*Work to be completed:* Take every line from the listing below that includes "Died" and copy it.

*Information given:*
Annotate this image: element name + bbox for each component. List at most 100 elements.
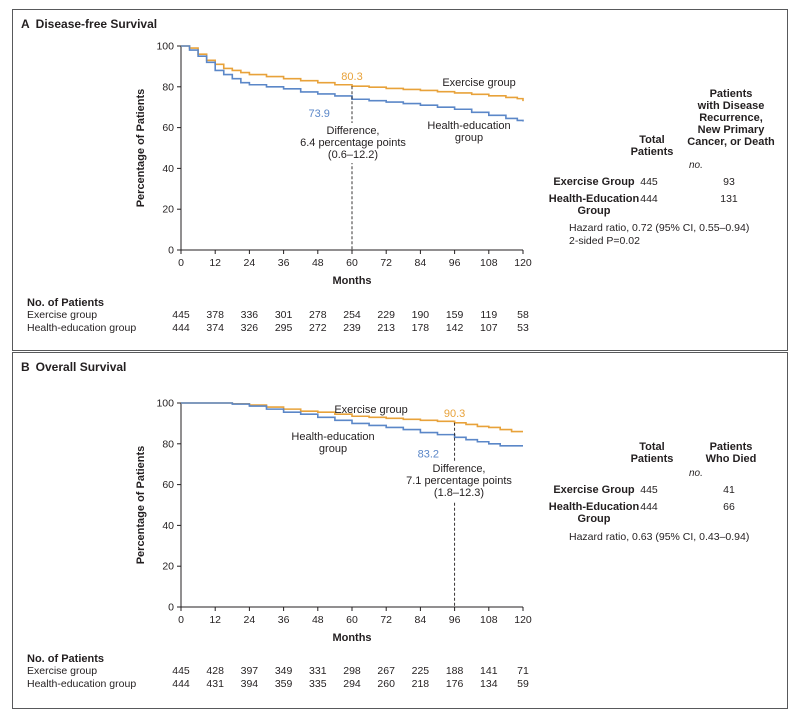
y-tick-label: 0 [168, 602, 174, 614]
row-label-line: Health-Education [548, 193, 640, 205]
panel-letter: B [21, 360, 30, 374]
risk-row-label: Health-education group [27, 678, 137, 690]
y-axis-label: Percentage of Patients [135, 446, 147, 565]
difference-label-line3: (1.8–12.3) [434, 487, 484, 499]
x-tick-label: 36 [278, 614, 290, 626]
risk-value: 378 [206, 309, 224, 321]
risk-value: 229 [377, 309, 395, 321]
header-line: Patients [630, 453, 674, 465]
events-header: Patients Who Died [681, 441, 781, 465]
header-line: Patients [709, 88, 753, 100]
x-tick-label: 72 [380, 614, 392, 626]
health-education-value-label: 73.9 [308, 108, 329, 120]
row-label-line: Health-Education [548, 501, 640, 513]
unit-label: no. [689, 160, 703, 171]
risk-value: 119 [480, 309, 498, 321]
risk-value: 176 [445, 678, 464, 690]
header-line: Recurrence, [699, 112, 763, 124]
x-tick-label: 72 [380, 257, 392, 269]
risk-row-exercise: Exercise group 445 378 336 301 278 254 229 190 1… [27, 309, 587, 322]
risk-value: 445 [172, 309, 190, 321]
hazard-ratio-note: Hazard ratio, 0.72 (95% CI, 0.55–0.94) [569, 222, 750, 234]
x-tick-label: 120 [514, 257, 532, 269]
header-line: Total [639, 134, 665, 146]
header-line: Who Died [705, 453, 757, 465]
summary-row-exercise-label: Exercise Group [539, 176, 649, 188]
risk-value: 260 [377, 678, 395, 690]
difference-label-line3: (0.6–12.2) [328, 149, 378, 161]
summary-exercise-events: 93 [723, 176, 735, 188]
health-education-curve [181, 45, 524, 122]
exercise-group-label: Exercise group [334, 404, 407, 416]
y-tick-label: 80 [162, 81, 174, 93]
x-tick-label: 48 [312, 257, 324, 269]
panel-overall-survival: B Overall Survival 0 20 40 60 80 100 0 12 24 36 48 6… [12, 352, 788, 709]
risk-row-exercise: Exercise group 445 428 397 349 331 298 267 225 1… [27, 665, 587, 678]
row-label-line: Group [577, 205, 611, 217]
risk-value: 428 [206, 665, 224, 677]
x-tick-label: 0 [178, 257, 184, 269]
risk-value: 159 [445, 309, 464, 321]
risk-row-label: Exercise group [27, 309, 98, 321]
summary-health-events: 66 [723, 501, 735, 513]
x-tick-label: 60 [346, 614, 358, 626]
risk-value: 445 [172, 665, 190, 677]
risk-value: 213 [377, 322, 395, 334]
y-tick-label: 0 [168, 245, 174, 257]
total-patients-header: Total Patients [627, 134, 677, 158]
risk-value: 301 [274, 309, 293, 321]
difference-label-line2: 6.4 percentage points [300, 137, 406, 149]
header-line: Patients [709, 441, 753, 453]
y-tick-label: 100 [156, 398, 174, 410]
events-header: Patients with Disease Recurrence, New Pr… [681, 88, 781, 148]
risk-value: 53 [517, 322, 529, 334]
risk-value: 218 [411, 678, 430, 690]
x-tick-label: 108 [480, 257, 498, 269]
x-tick-label: 48 [312, 614, 324, 626]
difference-label-bg [397, 461, 521, 501]
risk-value: 444 [172, 678, 190, 690]
risk-value: 225 [411, 665, 430, 677]
panel-letter: A [21, 17, 30, 31]
risk-value: 141 [480, 665, 498, 677]
x-tick-label: 96 [449, 257, 461, 269]
risk-value: 359 [274, 678, 293, 690]
y-tick-label: 20 [162, 561, 174, 573]
y-tick-label: 80 [162, 438, 174, 450]
exercise-curve [181, 45, 524, 102]
y-tick-label: 20 [162, 204, 174, 216]
summary-table: Total Patients Patients Who Died no. Exe… [13, 353, 787, 708]
panel-disease-free-survival: A Disease-free Survival 0 20 40 60 80 100 0 12 24… [12, 9, 788, 351]
risk-value: 278 [309, 309, 327, 321]
risk-table: No. of Patients Exercise group 445 428 397… [27, 653, 587, 691]
risk-value: 134 [480, 678, 498, 690]
total-patients-header: Total Patients [627, 441, 677, 465]
hazard-ratio-note: Hazard ratio, 0.63 (95% CI, 0.43–0.94) [569, 531, 750, 543]
risk-value: 374 [206, 322, 224, 334]
risk-value: 431 [206, 678, 224, 690]
risk-value: 331 [309, 665, 327, 677]
risk-value: 59 [517, 678, 529, 690]
panel-title: B Overall Survival [21, 360, 126, 374]
x-tick-label: 84 [415, 257, 427, 269]
risk-value: 178 [411, 322, 430, 334]
risk-value: 239 [343, 322, 361, 334]
health-education-group-label: Health-education [291, 431, 374, 443]
chart-disease-free-survival: 0 20 40 60 80 100 0 12 24 36 48 60 72 84 96 108 120 Month… [135, 41, 532, 288]
summary-table: Total Patients Patients with Disease Rec… [13, 10, 787, 350]
y-tick-label: 100 [156, 41, 174, 53]
risk-row-label: Exercise group [27, 665, 98, 677]
summary-health-total: 444 [640, 501, 658, 513]
x-tick-label: 0 [178, 614, 184, 626]
risk-table-header: No. of Patients [27, 653, 105, 665]
x-tick-label: 12 [209, 257, 221, 269]
exercise-value-label: 90.3 [444, 408, 465, 420]
exercise-group-label: Exercise group [442, 77, 515, 89]
risk-value: 58 [517, 309, 529, 321]
risk-value: 188 [445, 665, 464, 677]
row-label-line: Group [577, 513, 611, 525]
risk-value: 267 [377, 665, 395, 677]
header-line: New Primary [697, 124, 765, 136]
y-axis-label: Percentage of Patients [135, 89, 147, 208]
risk-value: 295 [274, 322, 293, 334]
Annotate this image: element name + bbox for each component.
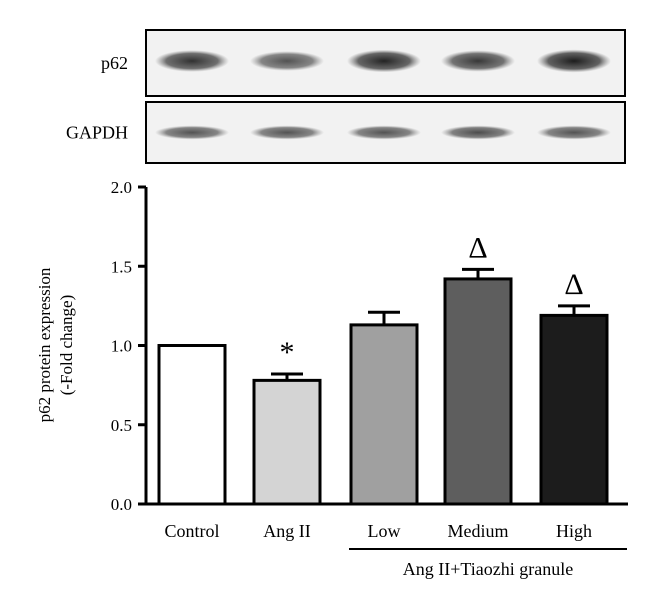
blot-band (155, 50, 229, 72)
bar-ang-ii (252, 378, 322, 506)
x-tick-label: Control (164, 521, 219, 541)
bar-control (157, 344, 227, 506)
y-axis-title: p62 protein expression (-Fold change) (35, 267, 76, 422)
chart-labels: p62 protein expression (-Fold change) Cont… (35, 231, 627, 579)
x-tick-label: Ang II (263, 521, 311, 541)
blot-band (537, 49, 611, 73)
blot-band (155, 125, 229, 140)
blot-band (347, 125, 421, 140)
y-tick-label: 0.0 (111, 495, 132, 514)
significance-delta: Δ (468, 231, 487, 264)
blot-band (537, 125, 611, 140)
blot-row-label: p62 (101, 53, 128, 73)
x-tick-label: Low (368, 521, 401, 541)
y-axis-title-line1: p62 protein expression (35, 267, 54, 422)
y-tick-label: 2.0 (111, 178, 132, 197)
y-tick-label: 1.5 (111, 257, 132, 276)
bar-medium (443, 277, 513, 506)
blot-band (441, 125, 515, 140)
significance-asterisk: * (280, 336, 295, 369)
x-tick-label: High (556, 521, 592, 541)
significance-delta: Δ (564, 268, 583, 301)
y-tick-label: 0.5 (111, 416, 132, 435)
x-tick-label: Medium (448, 521, 509, 541)
bar-low (349, 323, 419, 506)
y-tick-label: 1.0 (111, 337, 132, 356)
group-label: Ang II+Tiaozhi granule (403, 559, 573, 579)
blot-band (250, 125, 324, 140)
bar-high (539, 313, 609, 506)
blot-row-label: GAPDH (66, 123, 128, 143)
y-axis-title-line2: (-Fold change) (57, 295, 76, 396)
blot-band (441, 50, 515, 72)
blot-band (250, 51, 324, 71)
western-blot: p62 GAPDH (66, 29, 626, 164)
blot-band (347, 49, 421, 73)
bar-series (157, 267, 609, 506)
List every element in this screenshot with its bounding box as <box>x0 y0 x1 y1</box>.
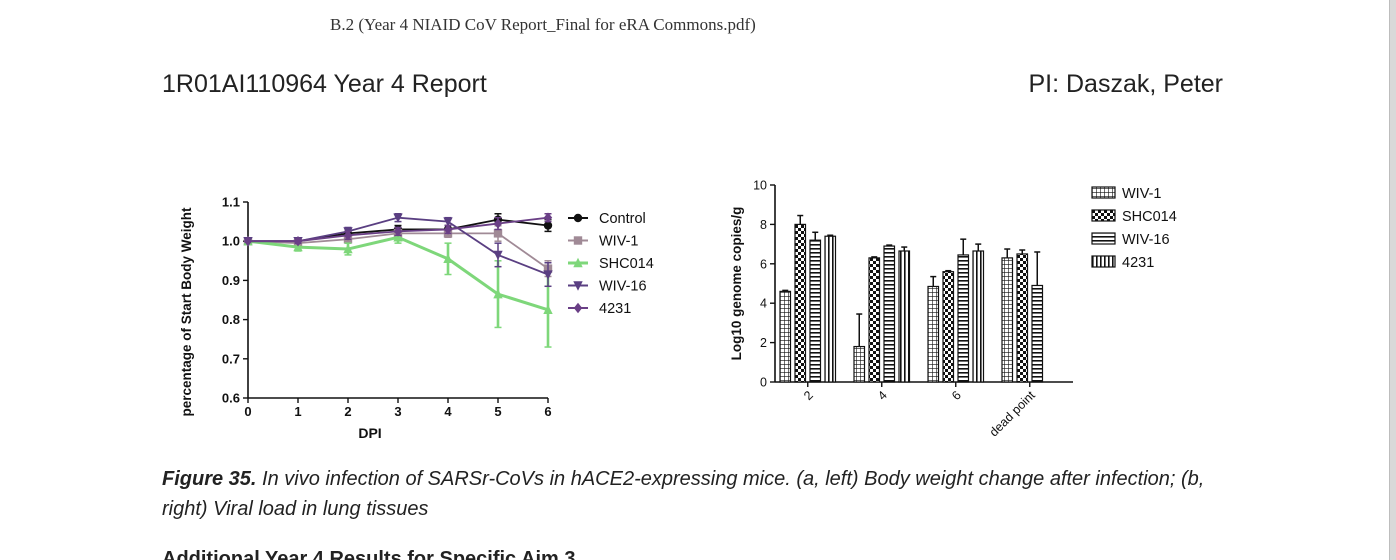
bar <box>972 250 985 383</box>
data-point <box>493 288 503 299</box>
y-tick-label: 1.0 <box>222 234 240 249</box>
y-tick-label: 0 <box>760 376 767 390</box>
x-tick-label: 2 <box>344 404 351 419</box>
bar <box>898 250 911 383</box>
x-tick-label: 6 <box>544 404 551 419</box>
scan-page-edge <box>1389 0 1396 560</box>
bar <box>1031 284 1044 383</box>
legend-label: SHC014 <box>1122 209 1177 225</box>
data-point <box>343 230 353 241</box>
x-tick-label: 4 <box>444 404 452 419</box>
bar <box>957 254 970 383</box>
legend-marker <box>573 257 583 268</box>
x-axis-title: DPI <box>358 425 381 441</box>
principal-investigator: PI: Daszak, Peter <box>1028 70 1223 98</box>
y-tick-label: 0.6 <box>222 391 240 406</box>
x-tick-label: 5 <box>494 404 501 419</box>
legend-marker <box>573 236 583 245</box>
bar <box>868 257 881 383</box>
legend-label: 4231 <box>1122 255 1154 271</box>
next-section-heading: Additional Year 4 Results for Specific A… <box>162 548 576 560</box>
bar <box>853 345 866 383</box>
data-point <box>543 212 553 223</box>
legend-label: WIV-16 <box>599 279 647 295</box>
y-tick-label: 4 <box>760 297 767 311</box>
x-tick-label: 3 <box>394 404 401 419</box>
y-tick-label: 1.1 <box>222 195 240 210</box>
y-axis-title: Log10 genome copies/g <box>729 207 744 361</box>
x-tick-label: 0 <box>244 404 251 419</box>
x-tick-label: 6 <box>949 388 964 403</box>
y-tick-label: 0.8 <box>222 312 240 327</box>
bar <box>1016 253 1029 383</box>
data-point <box>493 229 503 238</box>
data-point <box>393 232 403 242</box>
report-id: 1R01AI110964 Year 4 Report <box>162 70 487 98</box>
x-tick-label: 1 <box>294 404 301 419</box>
legend-label: WIV-1 <box>1122 186 1161 202</box>
figure-number: Figure 35. <box>162 468 257 490</box>
bar <box>779 290 792 383</box>
data-point <box>543 270 553 280</box>
x-tick-label: 4 <box>875 388 890 403</box>
legend-label: SHC014 <box>599 256 654 272</box>
data-point <box>343 243 353 254</box>
data-point <box>393 213 403 223</box>
bar <box>794 223 807 383</box>
bar-group-dead-point <box>1001 248 1044 383</box>
series-wiv-16 <box>243 213 553 288</box>
y-tick-label: 0.9 <box>222 273 240 288</box>
series-shc014 <box>243 230 553 348</box>
y-tick-label: 10 <box>753 179 767 193</box>
data-point <box>293 241 303 252</box>
bar <box>927 285 940 383</box>
y-tick-label: 2 <box>760 336 767 350</box>
legend-label: WIV-16 <box>1122 232 1170 248</box>
figure-caption: Figure 35. In vivo infection of SARSr-Co… <box>162 464 1242 524</box>
x-tick-label: 2 <box>801 388 816 403</box>
data-point <box>393 226 403 237</box>
data-point <box>443 253 453 264</box>
x-tick-label: dead point <box>987 388 1039 440</box>
bar <box>1001 257 1014 383</box>
legend-swatch <box>1091 255 1116 268</box>
bar-group-4 <box>853 244 911 383</box>
y-tick-label: 6 <box>760 257 767 271</box>
bar <box>942 271 955 383</box>
viral-load-chart: 0 2 4 6 8 10 Log10 genome copies/g 2 4 6 dead poin… <box>729 179 1177 440</box>
data-point <box>543 304 553 314</box>
y-axis-title: percentage of Start Body Weight <box>179 207 194 417</box>
pdf-filename-header: B.2 (Year 4 NIAID CoV Report_Final for e… <box>330 15 756 34</box>
y-tick-label: 8 <box>760 218 767 232</box>
bar <box>883 245 896 383</box>
series-line <box>247 235 549 312</box>
y-tick-label: 0.7 <box>222 351 240 366</box>
data-point <box>493 250 503 261</box>
body-weight-chart: 0.6 0.7 0.8 0.9 1.0 1.1 0 1 2 3 4 5 6 DPI percentage o… <box>179 195 654 442</box>
data-point <box>443 217 453 227</box>
data-point <box>293 236 303 247</box>
legend-marker <box>573 281 583 291</box>
legend-label: WIV-1 <box>599 234 638 250</box>
legend-marker <box>573 213 583 223</box>
legend-swatch <box>1091 186 1116 199</box>
bar-group-6 <box>927 238 985 383</box>
series-4231 <box>243 212 553 247</box>
legend-swatch <box>1091 232 1116 245</box>
legend-swatch <box>1091 209 1116 222</box>
legend-marker <box>573 302 583 314</box>
legend-label: Control <box>599 211 646 227</box>
data-point <box>543 221 553 230</box>
legend-label: 4231 <box>599 301 631 317</box>
bar <box>809 239 822 383</box>
bar <box>824 235 837 383</box>
figure-caption-text: In vivo infection of SARSr-CoVs in hACE2… <box>162 468 1205 520</box>
bar-group-2 <box>779 214 837 383</box>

*Response to the exercise:*
events-header: Patients Who Died [681, 441, 781, 465]
header-line: Who Died [705, 453, 757, 465]
summary-table: Total Patients Patients Who Died no. Exe… [13, 353, 787, 708]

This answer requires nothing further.